**GIVEN REQUEST**
Copy every line of the records below where the word "Активированный" occurs.

**MATERIAL FOR THIS EXERCISE**

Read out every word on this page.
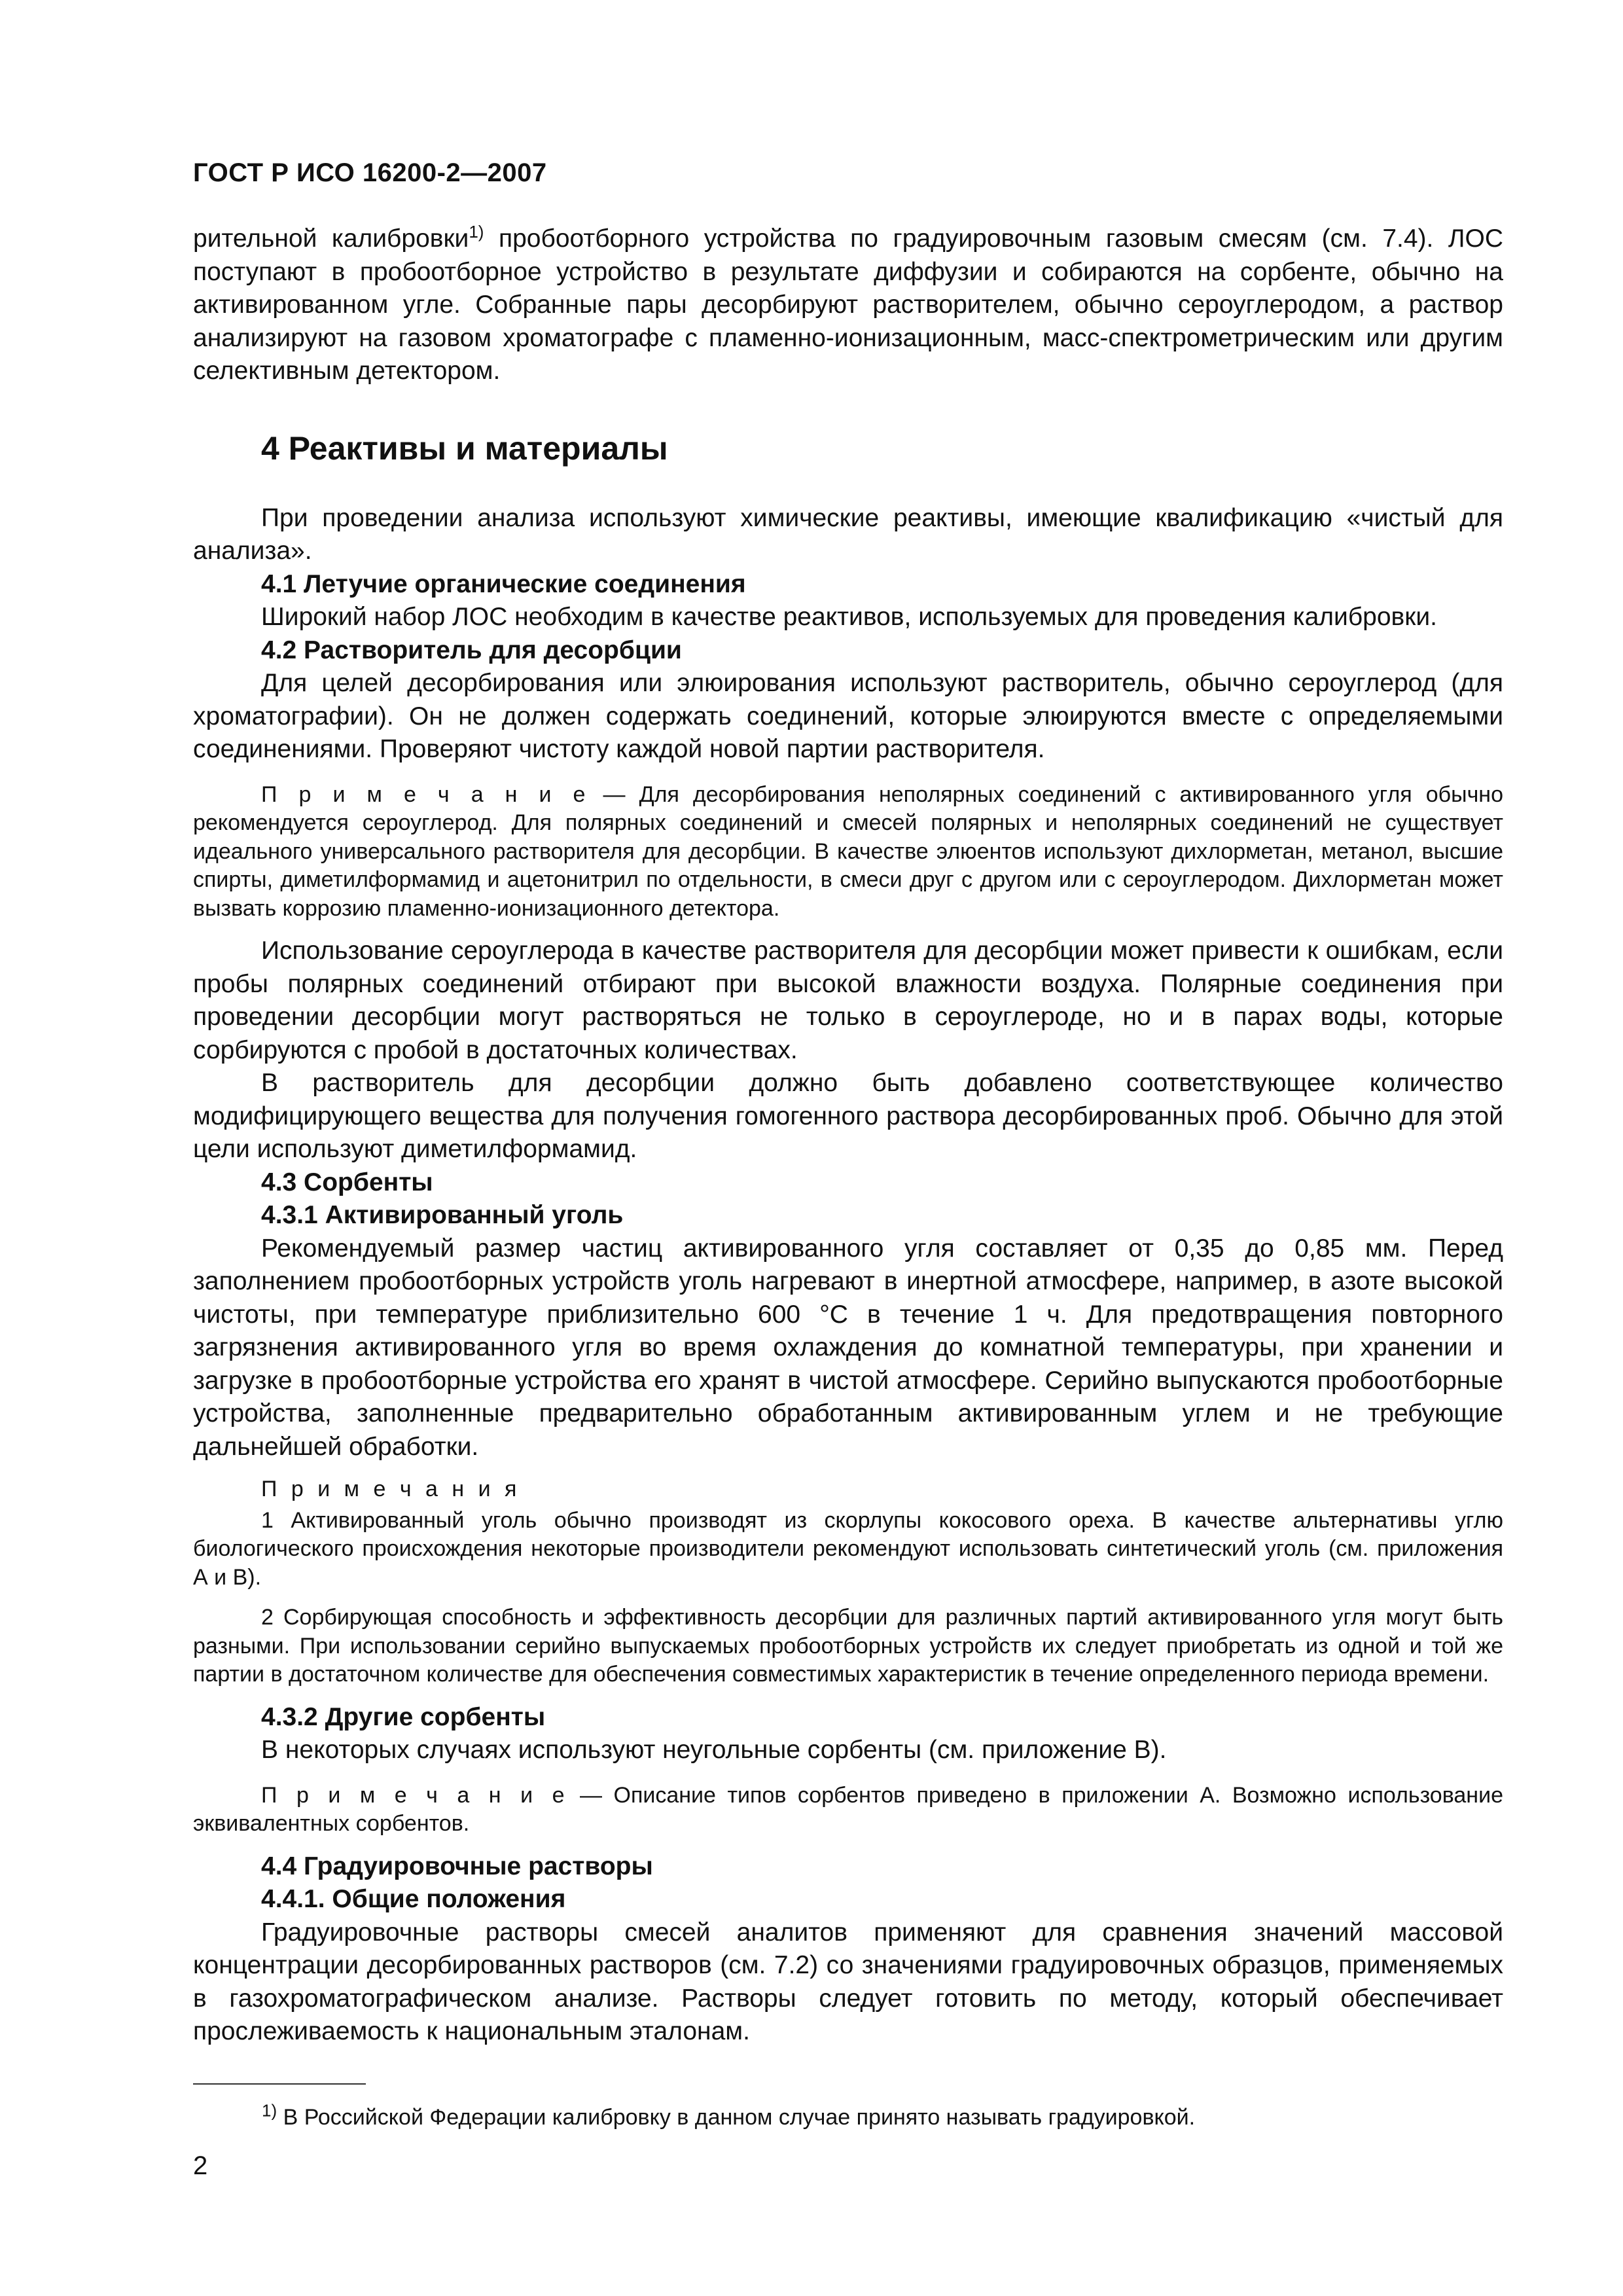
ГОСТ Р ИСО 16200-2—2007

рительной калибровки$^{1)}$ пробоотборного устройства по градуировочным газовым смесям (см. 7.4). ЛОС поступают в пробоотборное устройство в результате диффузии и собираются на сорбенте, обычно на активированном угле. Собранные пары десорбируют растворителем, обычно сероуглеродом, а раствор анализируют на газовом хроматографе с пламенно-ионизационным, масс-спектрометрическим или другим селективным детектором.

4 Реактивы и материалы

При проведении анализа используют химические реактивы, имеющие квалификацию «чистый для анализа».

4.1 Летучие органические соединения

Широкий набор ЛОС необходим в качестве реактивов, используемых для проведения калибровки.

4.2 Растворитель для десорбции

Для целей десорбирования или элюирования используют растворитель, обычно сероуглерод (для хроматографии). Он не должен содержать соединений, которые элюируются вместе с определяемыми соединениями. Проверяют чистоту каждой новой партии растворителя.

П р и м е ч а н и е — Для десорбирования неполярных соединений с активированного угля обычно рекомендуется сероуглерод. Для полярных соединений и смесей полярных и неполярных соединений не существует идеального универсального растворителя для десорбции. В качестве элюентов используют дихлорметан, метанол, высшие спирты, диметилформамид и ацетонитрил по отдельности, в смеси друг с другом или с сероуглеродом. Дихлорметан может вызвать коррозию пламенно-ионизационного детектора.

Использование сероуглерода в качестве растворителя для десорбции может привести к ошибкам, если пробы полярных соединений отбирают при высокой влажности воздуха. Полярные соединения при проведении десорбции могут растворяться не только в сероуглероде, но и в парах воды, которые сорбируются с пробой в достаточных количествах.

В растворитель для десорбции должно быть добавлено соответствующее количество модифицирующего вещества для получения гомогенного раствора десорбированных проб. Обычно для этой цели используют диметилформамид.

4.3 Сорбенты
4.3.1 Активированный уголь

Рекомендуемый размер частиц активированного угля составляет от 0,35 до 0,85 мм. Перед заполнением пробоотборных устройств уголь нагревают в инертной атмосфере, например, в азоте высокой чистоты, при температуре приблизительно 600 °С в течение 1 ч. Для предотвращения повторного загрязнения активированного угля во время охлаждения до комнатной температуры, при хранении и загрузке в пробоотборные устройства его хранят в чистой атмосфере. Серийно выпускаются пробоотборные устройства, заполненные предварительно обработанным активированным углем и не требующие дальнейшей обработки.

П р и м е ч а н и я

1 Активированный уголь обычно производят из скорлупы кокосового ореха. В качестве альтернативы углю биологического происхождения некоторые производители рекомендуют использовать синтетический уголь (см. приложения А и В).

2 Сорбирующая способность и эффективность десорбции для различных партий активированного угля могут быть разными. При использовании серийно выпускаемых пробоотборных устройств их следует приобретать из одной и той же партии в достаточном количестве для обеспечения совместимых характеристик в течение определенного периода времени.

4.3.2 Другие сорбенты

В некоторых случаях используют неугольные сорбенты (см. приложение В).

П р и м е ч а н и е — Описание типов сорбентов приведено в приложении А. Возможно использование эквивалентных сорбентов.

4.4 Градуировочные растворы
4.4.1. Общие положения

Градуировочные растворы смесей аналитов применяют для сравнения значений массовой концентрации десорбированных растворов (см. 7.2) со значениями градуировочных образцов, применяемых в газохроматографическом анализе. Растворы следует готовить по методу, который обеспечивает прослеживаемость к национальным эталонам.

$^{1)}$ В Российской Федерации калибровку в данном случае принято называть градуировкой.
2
* * *
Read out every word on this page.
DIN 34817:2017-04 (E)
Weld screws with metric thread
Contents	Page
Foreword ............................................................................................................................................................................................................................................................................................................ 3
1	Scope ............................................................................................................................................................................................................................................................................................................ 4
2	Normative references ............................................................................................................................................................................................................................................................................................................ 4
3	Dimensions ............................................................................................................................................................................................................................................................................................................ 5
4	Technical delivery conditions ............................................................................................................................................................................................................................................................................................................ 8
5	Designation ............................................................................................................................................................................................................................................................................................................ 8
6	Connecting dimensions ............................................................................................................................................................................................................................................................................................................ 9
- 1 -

**WRITTEN SOLUTION**
4.3.1 Активированный уголь
1 Активированный уголь обычно производят из скорлупы кокосового ореха. В качестве альтернативы углю биологического происхождения некоторые производители рекомендуют использовать синтетический уголь (см. приложения А и В).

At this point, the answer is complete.